Problem details:
What is the number of lines in the data that contain "Bound"? Respond with nothing else.

Records from a collection of figures:
────────────────────

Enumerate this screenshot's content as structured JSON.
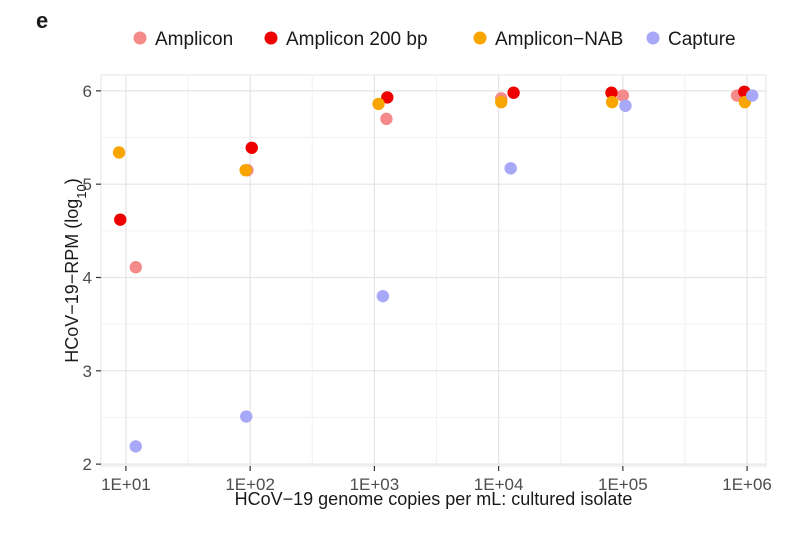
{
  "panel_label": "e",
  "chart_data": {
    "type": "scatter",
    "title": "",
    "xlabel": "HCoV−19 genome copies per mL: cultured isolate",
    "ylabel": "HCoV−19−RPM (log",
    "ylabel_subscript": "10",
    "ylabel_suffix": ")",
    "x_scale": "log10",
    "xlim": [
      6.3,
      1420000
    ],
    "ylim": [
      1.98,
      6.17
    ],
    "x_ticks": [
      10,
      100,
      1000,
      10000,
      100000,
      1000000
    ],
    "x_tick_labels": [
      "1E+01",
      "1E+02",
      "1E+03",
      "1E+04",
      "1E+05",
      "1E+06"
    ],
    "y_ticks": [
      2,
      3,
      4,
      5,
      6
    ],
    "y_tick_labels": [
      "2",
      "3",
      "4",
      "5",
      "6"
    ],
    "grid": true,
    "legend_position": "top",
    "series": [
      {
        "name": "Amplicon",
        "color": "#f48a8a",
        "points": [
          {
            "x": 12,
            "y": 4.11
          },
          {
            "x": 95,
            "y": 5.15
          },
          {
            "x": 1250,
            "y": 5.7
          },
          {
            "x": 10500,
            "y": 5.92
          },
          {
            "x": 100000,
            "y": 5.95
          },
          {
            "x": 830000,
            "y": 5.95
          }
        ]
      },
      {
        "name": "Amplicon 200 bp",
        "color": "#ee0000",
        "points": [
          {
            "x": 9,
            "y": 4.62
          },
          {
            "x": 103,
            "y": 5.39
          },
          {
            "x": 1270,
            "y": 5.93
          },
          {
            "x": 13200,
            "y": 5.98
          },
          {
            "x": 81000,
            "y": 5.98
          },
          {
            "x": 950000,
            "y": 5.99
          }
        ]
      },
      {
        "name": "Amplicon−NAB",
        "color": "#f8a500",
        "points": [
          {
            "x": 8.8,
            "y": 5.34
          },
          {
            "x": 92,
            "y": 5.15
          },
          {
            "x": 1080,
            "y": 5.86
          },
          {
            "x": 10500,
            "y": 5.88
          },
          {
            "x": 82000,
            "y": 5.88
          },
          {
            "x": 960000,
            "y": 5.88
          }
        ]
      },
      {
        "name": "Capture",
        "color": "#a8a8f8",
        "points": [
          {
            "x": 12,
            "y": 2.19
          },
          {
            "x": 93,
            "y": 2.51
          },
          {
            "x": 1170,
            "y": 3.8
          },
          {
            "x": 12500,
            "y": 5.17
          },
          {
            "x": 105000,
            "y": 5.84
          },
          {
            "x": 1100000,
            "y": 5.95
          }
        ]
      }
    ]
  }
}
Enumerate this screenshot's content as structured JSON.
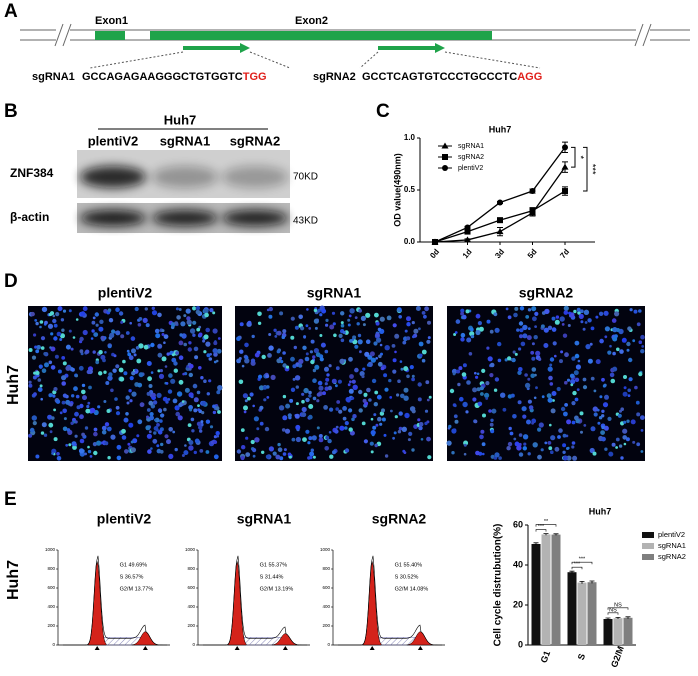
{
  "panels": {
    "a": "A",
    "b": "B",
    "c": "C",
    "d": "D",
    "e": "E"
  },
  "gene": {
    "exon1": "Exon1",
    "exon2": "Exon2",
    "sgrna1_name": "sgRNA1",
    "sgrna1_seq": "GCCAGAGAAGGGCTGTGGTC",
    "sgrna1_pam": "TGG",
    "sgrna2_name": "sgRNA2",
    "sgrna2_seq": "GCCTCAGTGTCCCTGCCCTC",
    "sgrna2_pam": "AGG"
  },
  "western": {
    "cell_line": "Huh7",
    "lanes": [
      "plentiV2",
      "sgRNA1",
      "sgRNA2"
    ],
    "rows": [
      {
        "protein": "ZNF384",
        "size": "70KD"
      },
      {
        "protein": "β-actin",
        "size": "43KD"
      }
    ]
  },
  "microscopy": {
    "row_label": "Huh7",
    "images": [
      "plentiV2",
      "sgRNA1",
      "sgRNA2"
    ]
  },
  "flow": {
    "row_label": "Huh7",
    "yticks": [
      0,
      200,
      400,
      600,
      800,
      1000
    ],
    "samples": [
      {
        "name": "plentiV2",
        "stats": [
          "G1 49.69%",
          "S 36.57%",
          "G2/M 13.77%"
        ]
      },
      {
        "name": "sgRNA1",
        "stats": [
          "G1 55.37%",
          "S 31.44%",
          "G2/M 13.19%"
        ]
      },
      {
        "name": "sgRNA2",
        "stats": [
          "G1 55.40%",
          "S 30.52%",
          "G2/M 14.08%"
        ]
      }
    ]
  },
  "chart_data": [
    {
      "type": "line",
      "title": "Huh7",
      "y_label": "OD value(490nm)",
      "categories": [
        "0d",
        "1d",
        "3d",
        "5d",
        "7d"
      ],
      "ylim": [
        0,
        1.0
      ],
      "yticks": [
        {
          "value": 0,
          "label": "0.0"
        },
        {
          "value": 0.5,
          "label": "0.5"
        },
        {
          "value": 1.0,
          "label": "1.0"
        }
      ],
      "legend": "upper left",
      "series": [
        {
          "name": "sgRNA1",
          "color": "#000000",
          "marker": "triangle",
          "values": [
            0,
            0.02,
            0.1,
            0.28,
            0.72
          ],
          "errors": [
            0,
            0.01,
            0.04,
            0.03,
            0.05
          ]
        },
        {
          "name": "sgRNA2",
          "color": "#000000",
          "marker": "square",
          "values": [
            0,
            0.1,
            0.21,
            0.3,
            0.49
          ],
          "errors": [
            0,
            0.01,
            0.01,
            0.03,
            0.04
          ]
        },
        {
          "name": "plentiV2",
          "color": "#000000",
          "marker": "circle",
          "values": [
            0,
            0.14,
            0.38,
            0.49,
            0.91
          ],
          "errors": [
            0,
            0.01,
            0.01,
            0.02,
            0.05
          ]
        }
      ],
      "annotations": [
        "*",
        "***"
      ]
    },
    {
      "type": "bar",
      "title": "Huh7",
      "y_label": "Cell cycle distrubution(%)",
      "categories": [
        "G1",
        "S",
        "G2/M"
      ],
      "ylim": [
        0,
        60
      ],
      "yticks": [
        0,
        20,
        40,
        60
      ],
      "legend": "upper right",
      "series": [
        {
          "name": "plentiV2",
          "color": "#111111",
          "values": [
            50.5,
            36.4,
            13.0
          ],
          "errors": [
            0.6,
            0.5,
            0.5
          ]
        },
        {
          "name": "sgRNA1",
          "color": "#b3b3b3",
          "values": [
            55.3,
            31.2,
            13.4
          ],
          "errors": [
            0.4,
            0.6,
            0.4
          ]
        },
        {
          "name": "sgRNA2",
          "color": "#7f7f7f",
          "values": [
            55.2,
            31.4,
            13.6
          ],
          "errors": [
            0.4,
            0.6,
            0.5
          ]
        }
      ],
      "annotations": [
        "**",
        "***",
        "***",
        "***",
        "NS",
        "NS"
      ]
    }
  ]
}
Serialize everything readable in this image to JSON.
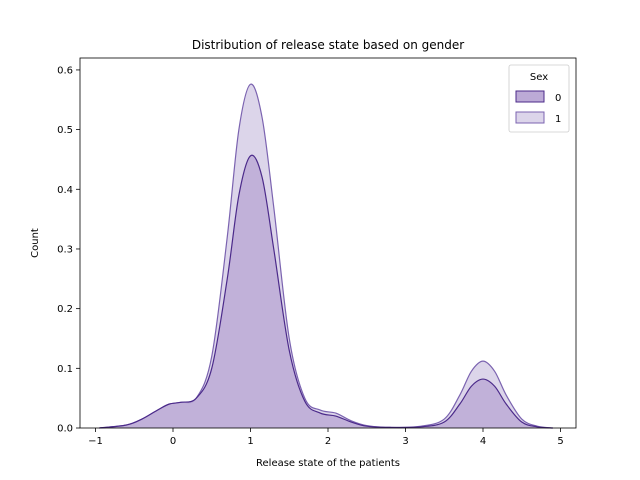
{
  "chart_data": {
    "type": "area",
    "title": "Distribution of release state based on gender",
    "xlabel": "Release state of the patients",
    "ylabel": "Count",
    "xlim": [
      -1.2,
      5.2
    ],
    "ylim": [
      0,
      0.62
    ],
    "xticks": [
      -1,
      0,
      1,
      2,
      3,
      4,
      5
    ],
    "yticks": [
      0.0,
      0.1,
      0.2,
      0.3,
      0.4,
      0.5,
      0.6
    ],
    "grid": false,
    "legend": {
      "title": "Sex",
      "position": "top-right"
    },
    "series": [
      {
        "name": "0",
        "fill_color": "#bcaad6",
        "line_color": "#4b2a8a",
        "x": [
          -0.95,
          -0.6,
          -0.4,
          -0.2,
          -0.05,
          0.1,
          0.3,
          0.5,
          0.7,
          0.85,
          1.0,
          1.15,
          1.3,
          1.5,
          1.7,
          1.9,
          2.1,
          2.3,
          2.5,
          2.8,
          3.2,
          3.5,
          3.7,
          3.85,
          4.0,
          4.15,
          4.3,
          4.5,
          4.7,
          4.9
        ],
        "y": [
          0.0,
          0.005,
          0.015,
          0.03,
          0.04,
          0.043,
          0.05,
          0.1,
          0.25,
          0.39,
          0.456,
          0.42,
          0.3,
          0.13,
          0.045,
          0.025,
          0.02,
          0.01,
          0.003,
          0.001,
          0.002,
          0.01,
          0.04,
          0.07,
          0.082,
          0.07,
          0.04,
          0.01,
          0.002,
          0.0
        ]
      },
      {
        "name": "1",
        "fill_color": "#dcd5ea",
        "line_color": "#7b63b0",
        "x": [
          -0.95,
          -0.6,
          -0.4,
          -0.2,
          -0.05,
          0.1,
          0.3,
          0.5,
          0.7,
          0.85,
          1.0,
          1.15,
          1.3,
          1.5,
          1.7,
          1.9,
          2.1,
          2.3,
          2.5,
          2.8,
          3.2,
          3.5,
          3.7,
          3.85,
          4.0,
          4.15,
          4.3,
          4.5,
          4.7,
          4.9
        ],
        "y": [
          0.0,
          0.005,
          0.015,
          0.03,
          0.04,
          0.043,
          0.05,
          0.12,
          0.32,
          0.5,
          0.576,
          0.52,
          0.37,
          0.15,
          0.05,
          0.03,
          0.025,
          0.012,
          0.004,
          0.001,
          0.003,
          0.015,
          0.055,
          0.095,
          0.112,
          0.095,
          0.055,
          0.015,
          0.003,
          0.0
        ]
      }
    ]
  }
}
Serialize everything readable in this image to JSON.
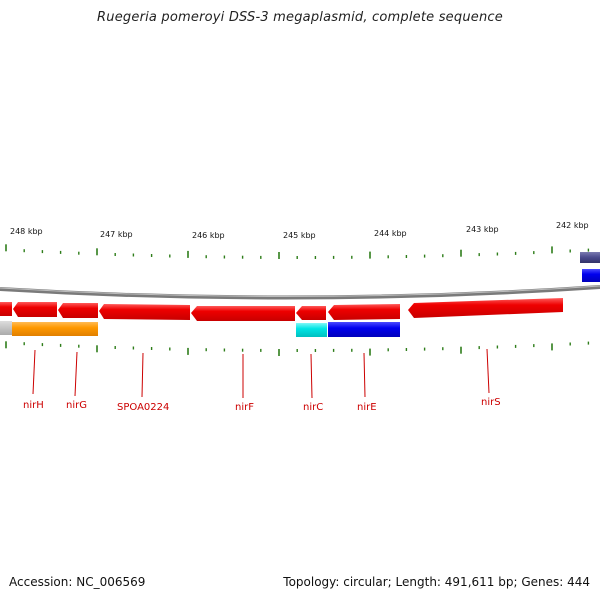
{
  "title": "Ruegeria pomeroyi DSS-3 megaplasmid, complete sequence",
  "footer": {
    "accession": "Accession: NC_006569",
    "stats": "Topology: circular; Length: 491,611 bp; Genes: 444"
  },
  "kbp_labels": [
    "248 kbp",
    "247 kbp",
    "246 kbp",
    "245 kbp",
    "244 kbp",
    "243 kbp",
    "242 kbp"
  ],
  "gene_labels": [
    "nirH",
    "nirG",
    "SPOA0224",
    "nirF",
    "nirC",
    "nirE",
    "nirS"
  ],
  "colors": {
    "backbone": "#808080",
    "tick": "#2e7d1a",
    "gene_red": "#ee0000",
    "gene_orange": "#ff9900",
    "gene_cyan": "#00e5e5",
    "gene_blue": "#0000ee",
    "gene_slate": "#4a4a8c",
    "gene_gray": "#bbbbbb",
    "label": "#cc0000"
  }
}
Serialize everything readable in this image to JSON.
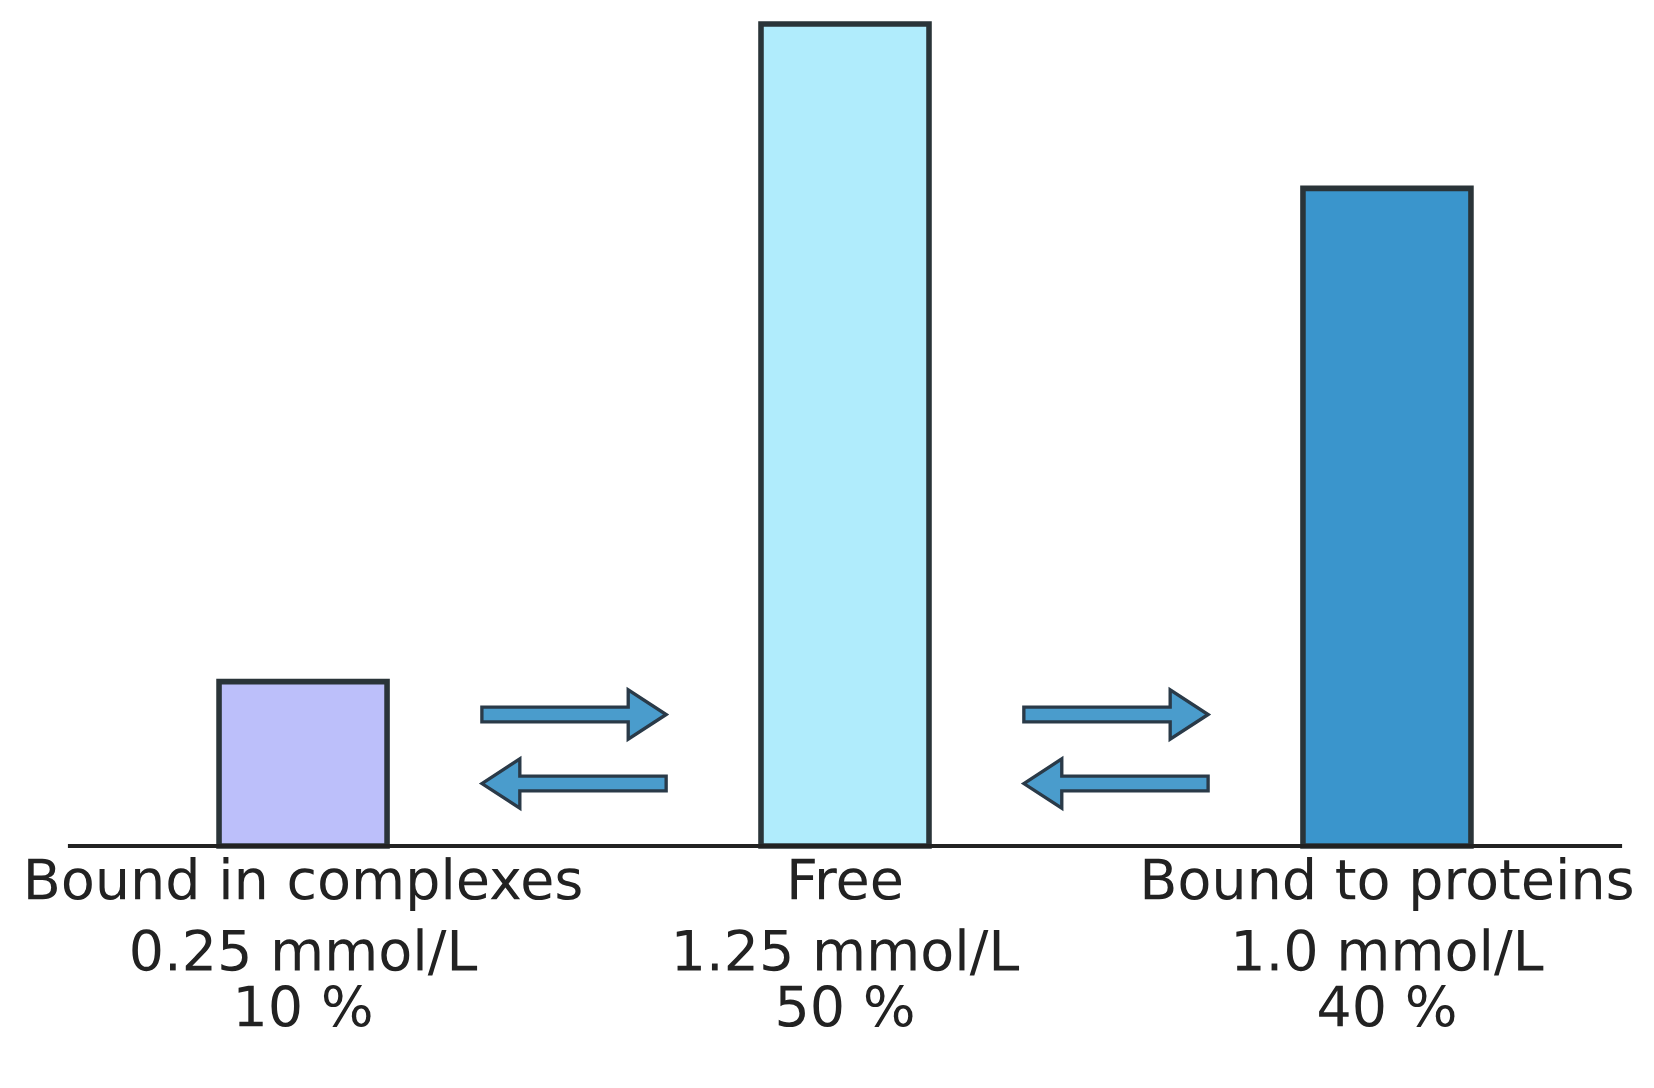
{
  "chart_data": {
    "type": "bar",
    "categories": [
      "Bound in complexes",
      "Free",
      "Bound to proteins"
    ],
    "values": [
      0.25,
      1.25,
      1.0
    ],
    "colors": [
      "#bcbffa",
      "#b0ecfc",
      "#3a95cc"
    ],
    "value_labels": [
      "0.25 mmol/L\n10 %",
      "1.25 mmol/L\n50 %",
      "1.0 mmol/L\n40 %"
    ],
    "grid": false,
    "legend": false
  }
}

────────────────────

Expected answer:
2